WHAT TO PRODUCE: Pick out all lines with the word "Violations" from the records that follow.

Dataset rows about figures:

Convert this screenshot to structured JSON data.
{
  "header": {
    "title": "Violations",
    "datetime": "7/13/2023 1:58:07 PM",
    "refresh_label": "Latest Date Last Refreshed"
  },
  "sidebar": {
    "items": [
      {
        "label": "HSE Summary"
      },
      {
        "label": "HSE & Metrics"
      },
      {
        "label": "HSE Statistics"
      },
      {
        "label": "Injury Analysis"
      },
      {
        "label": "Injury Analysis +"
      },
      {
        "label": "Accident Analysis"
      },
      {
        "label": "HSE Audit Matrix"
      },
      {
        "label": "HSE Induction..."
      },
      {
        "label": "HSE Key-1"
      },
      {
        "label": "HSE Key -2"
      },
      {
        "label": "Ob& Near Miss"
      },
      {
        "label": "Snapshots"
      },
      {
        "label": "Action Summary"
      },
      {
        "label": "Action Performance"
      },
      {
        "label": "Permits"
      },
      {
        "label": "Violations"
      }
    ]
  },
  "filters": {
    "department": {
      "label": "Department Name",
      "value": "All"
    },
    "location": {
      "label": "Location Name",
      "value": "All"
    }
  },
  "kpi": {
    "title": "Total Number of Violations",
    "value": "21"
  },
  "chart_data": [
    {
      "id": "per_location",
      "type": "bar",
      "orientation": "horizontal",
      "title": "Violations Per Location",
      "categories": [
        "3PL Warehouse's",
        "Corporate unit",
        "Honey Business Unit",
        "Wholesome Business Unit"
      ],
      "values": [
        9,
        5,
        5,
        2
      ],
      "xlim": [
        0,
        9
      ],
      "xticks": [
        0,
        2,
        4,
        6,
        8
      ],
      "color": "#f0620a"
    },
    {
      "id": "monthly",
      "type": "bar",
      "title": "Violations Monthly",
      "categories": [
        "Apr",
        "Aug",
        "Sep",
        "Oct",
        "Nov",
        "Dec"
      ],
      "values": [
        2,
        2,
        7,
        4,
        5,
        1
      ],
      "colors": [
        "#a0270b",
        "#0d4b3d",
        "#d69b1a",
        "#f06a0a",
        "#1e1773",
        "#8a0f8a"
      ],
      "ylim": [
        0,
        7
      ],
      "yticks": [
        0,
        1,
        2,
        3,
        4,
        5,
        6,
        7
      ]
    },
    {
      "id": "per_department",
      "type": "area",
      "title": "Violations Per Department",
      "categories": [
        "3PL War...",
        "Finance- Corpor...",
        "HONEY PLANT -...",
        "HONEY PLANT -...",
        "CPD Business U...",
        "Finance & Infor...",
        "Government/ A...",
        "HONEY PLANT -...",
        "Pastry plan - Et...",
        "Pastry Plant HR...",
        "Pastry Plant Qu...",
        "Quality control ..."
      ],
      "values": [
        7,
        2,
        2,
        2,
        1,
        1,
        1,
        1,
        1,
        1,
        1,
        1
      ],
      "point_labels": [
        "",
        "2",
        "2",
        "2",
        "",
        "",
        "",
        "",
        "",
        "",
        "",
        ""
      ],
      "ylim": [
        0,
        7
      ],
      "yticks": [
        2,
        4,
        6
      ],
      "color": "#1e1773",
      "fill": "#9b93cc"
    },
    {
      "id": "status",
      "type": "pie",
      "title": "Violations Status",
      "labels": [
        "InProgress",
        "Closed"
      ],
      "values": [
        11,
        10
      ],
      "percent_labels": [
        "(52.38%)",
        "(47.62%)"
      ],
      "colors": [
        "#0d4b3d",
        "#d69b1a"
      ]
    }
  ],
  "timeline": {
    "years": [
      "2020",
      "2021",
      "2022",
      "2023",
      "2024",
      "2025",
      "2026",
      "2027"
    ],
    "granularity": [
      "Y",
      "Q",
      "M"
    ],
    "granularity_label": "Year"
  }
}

ANSWER TO THIS PROBLEM:
    "title": "Violations",
        "label": "Violations"
    "title": "Total Number of Violations",
      "title": "Violations Per Location",
      "title": "Violations Monthly",
      "title": "Violations Per Department",
      "title": "Violations Status",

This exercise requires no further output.